◆ What you will do:
In the listing below, locate the lines that hold the string "data". Copy those lines.

◆ Entries supplied:
◇ ◇ ◇ ◇ ◇ ◇ ◇

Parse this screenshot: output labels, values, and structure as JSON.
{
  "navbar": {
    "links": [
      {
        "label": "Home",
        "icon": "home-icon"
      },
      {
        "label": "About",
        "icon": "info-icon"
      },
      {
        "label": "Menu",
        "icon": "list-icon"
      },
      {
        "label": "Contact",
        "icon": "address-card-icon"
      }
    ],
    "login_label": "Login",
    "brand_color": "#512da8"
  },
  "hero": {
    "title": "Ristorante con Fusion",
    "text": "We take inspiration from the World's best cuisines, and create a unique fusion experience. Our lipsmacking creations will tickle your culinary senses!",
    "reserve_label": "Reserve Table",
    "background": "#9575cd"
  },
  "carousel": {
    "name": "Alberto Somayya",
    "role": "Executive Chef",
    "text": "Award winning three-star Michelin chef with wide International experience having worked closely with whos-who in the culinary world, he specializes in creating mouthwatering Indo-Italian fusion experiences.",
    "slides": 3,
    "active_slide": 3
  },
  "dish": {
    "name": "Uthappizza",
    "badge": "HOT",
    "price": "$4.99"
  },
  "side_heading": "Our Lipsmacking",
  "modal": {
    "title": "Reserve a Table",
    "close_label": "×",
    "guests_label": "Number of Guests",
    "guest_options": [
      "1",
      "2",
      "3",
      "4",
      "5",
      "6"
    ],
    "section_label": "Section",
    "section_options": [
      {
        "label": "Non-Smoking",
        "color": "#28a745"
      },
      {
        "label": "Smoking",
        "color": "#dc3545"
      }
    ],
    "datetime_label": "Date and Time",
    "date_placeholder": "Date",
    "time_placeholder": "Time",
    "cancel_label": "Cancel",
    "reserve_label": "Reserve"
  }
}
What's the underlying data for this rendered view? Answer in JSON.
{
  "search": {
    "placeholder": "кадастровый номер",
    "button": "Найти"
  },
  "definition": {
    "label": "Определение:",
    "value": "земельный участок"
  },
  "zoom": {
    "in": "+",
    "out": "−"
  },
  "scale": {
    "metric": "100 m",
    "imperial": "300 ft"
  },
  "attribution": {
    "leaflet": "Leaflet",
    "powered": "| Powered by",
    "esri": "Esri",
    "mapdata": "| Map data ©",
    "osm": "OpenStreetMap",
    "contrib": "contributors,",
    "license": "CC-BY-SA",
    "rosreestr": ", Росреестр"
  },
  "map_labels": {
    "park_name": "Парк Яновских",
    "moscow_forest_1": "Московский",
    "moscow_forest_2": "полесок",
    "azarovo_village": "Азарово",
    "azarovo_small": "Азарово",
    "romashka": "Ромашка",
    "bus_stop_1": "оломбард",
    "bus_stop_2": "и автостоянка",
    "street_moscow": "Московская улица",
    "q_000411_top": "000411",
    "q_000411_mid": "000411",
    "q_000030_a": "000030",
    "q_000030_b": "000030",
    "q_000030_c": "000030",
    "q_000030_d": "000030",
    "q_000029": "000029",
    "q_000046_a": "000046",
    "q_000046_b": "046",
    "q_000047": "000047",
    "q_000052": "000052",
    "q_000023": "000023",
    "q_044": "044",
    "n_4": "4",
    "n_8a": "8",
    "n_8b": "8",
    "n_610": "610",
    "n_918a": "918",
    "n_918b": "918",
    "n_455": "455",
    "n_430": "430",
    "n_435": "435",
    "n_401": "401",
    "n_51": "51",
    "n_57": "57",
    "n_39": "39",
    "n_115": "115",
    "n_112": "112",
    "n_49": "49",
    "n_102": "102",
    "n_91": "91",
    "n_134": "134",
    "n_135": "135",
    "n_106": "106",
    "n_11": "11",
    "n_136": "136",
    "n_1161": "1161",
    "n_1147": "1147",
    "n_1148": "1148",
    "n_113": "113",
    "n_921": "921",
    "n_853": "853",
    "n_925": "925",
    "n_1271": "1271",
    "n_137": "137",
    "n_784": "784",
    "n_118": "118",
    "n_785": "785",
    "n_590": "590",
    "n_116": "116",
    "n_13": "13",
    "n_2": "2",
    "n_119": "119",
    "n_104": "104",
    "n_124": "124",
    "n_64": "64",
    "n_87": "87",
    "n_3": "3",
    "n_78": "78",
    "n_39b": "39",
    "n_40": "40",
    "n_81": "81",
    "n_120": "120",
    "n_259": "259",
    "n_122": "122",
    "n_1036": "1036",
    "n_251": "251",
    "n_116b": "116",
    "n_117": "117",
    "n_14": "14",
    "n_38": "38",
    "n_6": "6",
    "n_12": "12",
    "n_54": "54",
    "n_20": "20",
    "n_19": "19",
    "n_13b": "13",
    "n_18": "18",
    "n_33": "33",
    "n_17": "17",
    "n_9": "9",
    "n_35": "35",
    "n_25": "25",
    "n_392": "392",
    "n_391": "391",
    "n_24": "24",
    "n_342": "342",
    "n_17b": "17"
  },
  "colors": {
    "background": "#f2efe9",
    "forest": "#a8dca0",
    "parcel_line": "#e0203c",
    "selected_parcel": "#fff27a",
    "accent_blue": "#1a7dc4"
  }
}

◇ ◇ ◇ ◇ ◇ ◇ ◇

◆ Exercise solution:
What's the underlying data for this rendered view? Answer in JSON.
    "mapdata": "| Map data ©",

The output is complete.